◆ **Extracted information**
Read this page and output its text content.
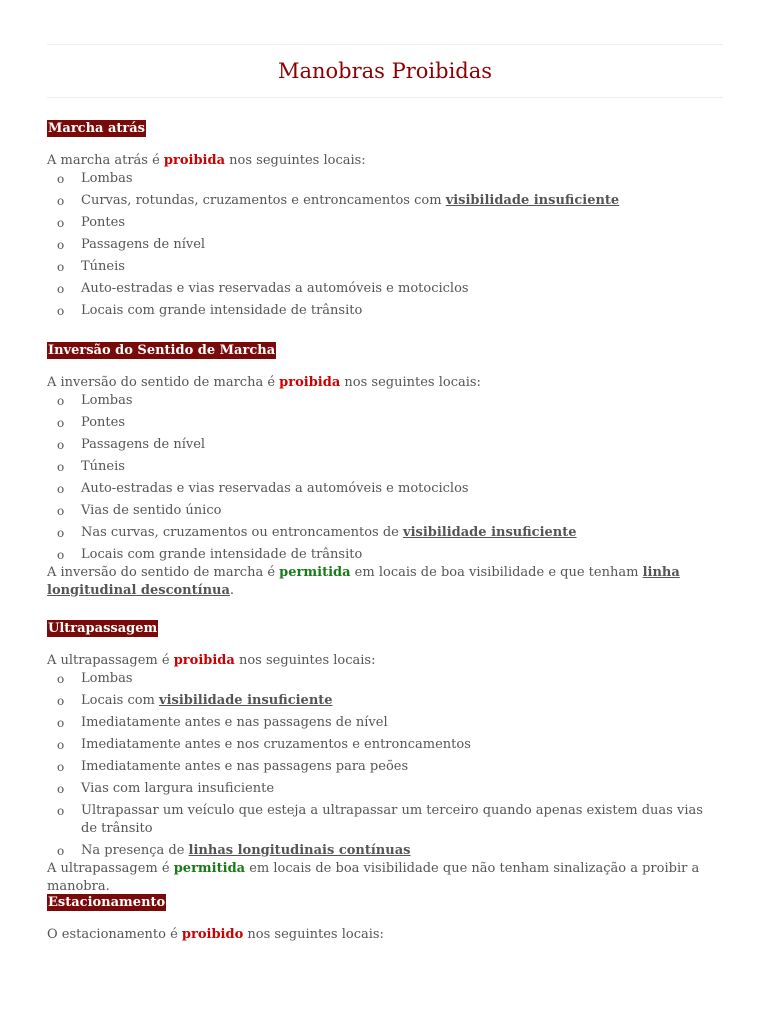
Manobras Proibidas
Marcha atrás

A marcha atrás é proibida nos seguintes locais:

o Lombas
o Curvas, rotundas, cruzamentos e entroncamentos com visibilidade insuficiente
o Pontes
o Passagens de nível
o Túneis
o Auto-estradas e vias reservadas a automóveis e motociclos
o Locais com grande intensidade de trânsito
Inversão do Sentido de Marcha

A inversão do sentido de marcha é proibida nos seguintes locais:

o Lombas
o Pontes
o Passagens de nível
o Túneis
o Auto-estradas e vias reservadas a automóveis e motociclos
o Vias de sentido único
o Nas curvas, cruzamentos ou entroncamentos de visibilidade insuficiente
o Locais com grande intensidade de trânsito

A inversão do sentido de marcha é permitida em locais de boa visibilidade e que tenham linha longitudinal descontínua.

Ultrapassagem

A ultrapassagem é proibida nos seguintes locais:

o Lombas
o Locais com visibilidade insuficiente
o Imediatamente antes e nas passagens de nível
o Imediatamente antes e nos cruzamentos e entroncamentos
o Imediatamente antes e nas passagens para peões
o Vias com largura insuficiente
o Ultrapassar um veículo que esteja a ultrapassar um terceiro quando apenas existem duas vias de trânsito
o Na presença de linhas longitudinais contínuas

A ultrapassagem é permitida em locais de boa visibilidade que não tenham sinalização a proibir a manobra.

Estacionamento

O estacionamento é proibido nos seguintes locais:
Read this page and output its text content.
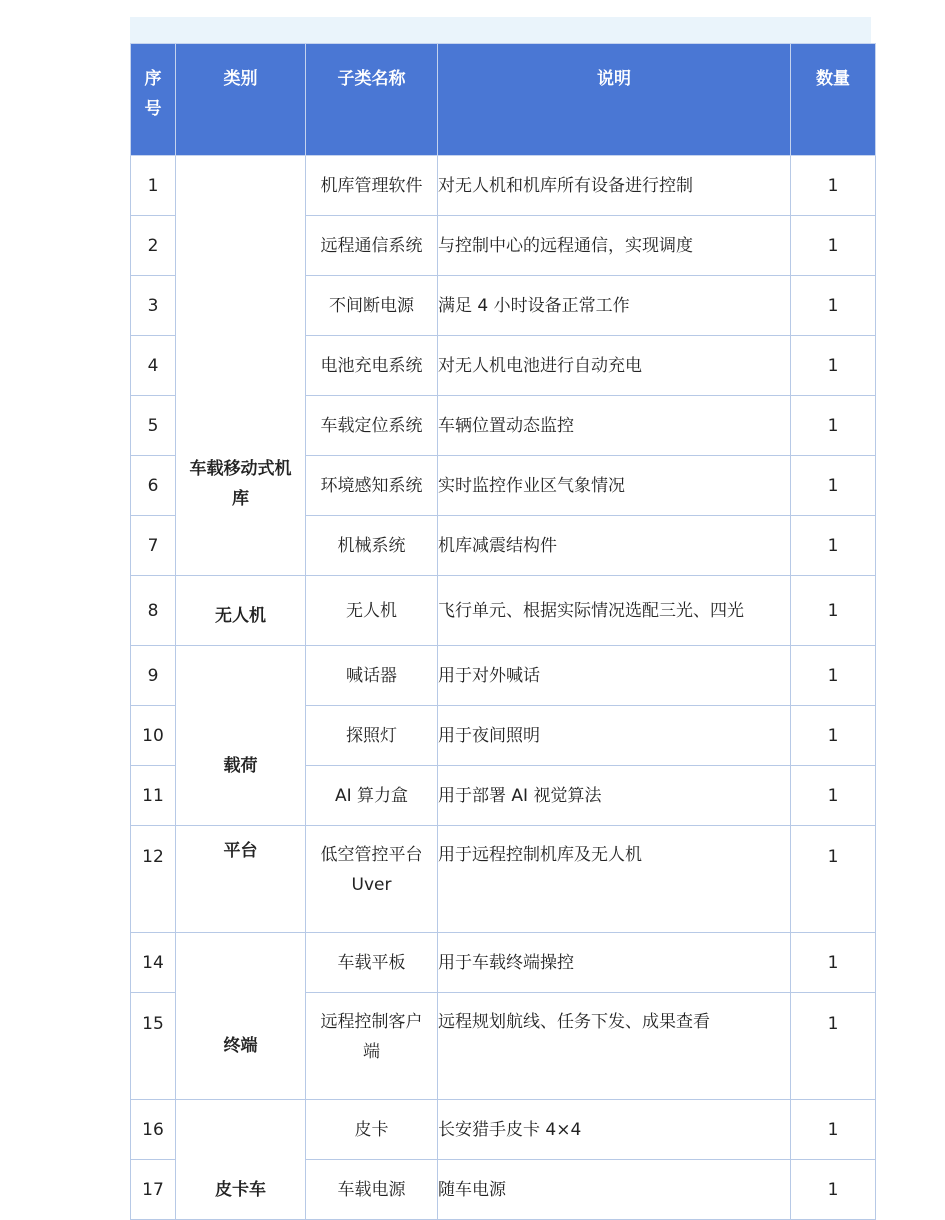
序号	类别	子类名称	说明	数量
1	车载移动式机库	机库管理软件	对无人机和机库所有设备进行控制	1
2		远程通信系统	与控制中心的远程通信，实现调度	1
3		不间断电源	满足 4 小时设备正常工作	1
4		电池充电系统	对无人机电池进行自动充电	1
5		车载定位系统	车辆位置动态监控	1
6		环境感知系统	实时监控作业区气象情况	1
7		机械系统	机库减震结构件	1
8	无人机	无人机	飞行单元、根据实际情况选配三光、四光	1
9	载荷	喊话器	用于对外喊话	1
10		探照灯	用于夜间照明	1
11		AI 算力盒	用于部署 AI 视觉算法	1
12	平台	低空管控平台 Uver	用于远程控制机库及无人机	1
14	终端	车载平板	用于车载终端操控	1
15		远程控制客户端	远程规划航线、任务下发、成果查看	1
16	皮卡车	皮卡	长安猎手皮卡 4×4	1
17		车载电源	随车电源	1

◆ **Aim**
List all lines where "insuficiente" occurs.

◆ **Completed task**
o Curvas, rotundas, cruzamentos e entroncamentos com visibilidade insuficiente
o Nas curvas, cruzamentos ou entroncamentos de visibilidade insuficiente
o Locais com visibilidade insuficiente
o Vias com largura insuficiente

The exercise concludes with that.